Task goal
Pictures do not belong in the copy; quote every entry below exactly.

START

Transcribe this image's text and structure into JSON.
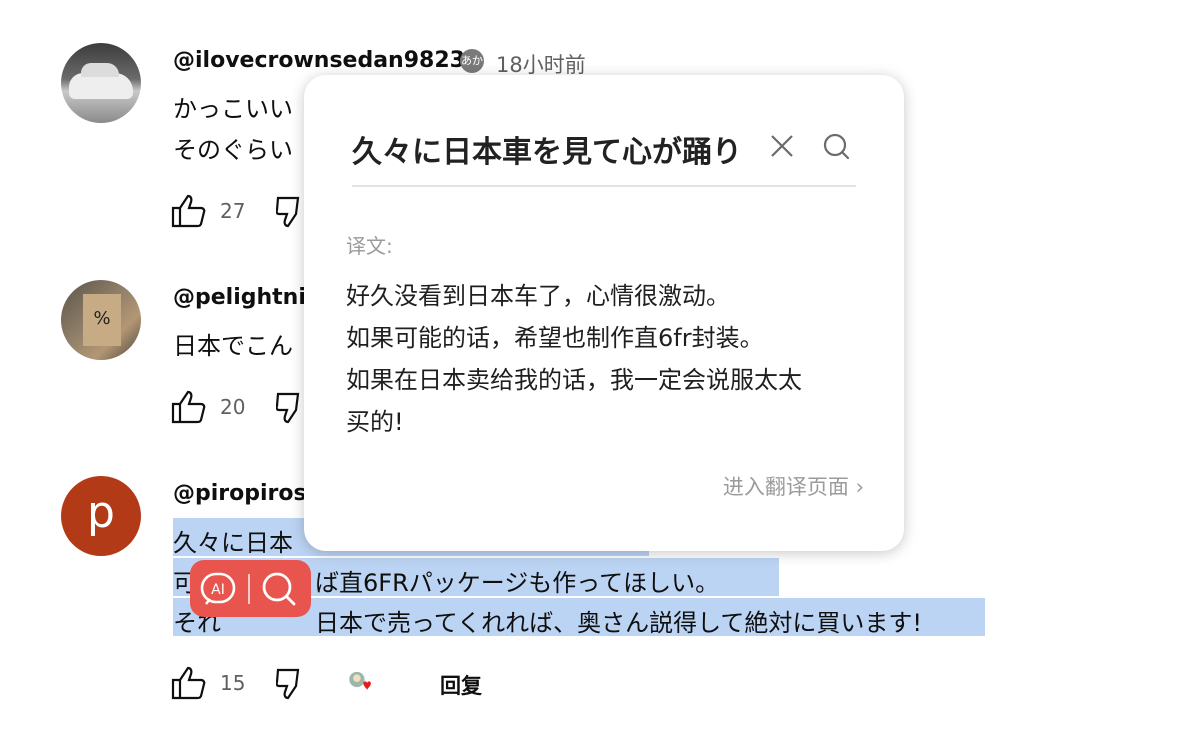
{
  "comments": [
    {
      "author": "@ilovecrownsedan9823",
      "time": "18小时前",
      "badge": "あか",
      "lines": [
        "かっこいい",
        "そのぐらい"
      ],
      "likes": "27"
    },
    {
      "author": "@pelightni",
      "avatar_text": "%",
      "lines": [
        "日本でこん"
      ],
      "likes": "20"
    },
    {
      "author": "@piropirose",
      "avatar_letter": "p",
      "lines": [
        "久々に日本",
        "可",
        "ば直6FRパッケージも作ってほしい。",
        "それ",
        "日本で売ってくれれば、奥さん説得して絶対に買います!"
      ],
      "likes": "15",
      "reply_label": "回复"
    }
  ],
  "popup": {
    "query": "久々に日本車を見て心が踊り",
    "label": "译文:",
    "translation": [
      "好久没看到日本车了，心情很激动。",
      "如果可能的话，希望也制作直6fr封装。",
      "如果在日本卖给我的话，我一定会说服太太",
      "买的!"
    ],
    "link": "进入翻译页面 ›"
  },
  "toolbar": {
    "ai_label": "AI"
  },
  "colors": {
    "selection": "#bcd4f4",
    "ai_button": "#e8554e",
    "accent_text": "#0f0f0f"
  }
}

END

Written solution
Transcribe this image's text and structure into JSON.
{
  "comments": [
    {
      "author": "@ilovecrownsedan9823",
      "time": "18小时前",
      "badge": "あか",
      "lines": [
        "かっこいい",
        "そのぐらい"
      ],
      "likes": "27"
    },
    {
      "author": "@pelightni",
      "avatar_text": "%",
      "lines": [
        "日本でこん"
      ],
      "likes": "20"
    },
    {
      "author": "@piropirose",
      "avatar_letter": "p",
      "lines": [
        "久々に日本",
        "可",
        "ば直6FRパッケージも作ってほしい。",
        "それ",
        "日本で売ってくれれば、奥さん説得して絶対に買います!"
      ],
      "likes": "15",
      "reply_label": "回复"
    }
  ],
  "popup": {
    "query": "久々に日本車を見て心が踊り",
    "label": "译文:",
    "translation": [
      "好久没看到日本车了，心情很激动。",
      "如果可能的话，希望也制作直6fr封装。",
      "如果在日本卖给我的话，我一定会说服太太",
      "买的!"
    ],
    "link": "进入翻译页面 ›"
  },
  "toolbar": {
    "ai_label": "AI"
  },
  "colors": {
    "selection": "#bcd4f4",
    "ai_button": "#e8554e",
    "accent_text": "#0f0f0f"
  }
}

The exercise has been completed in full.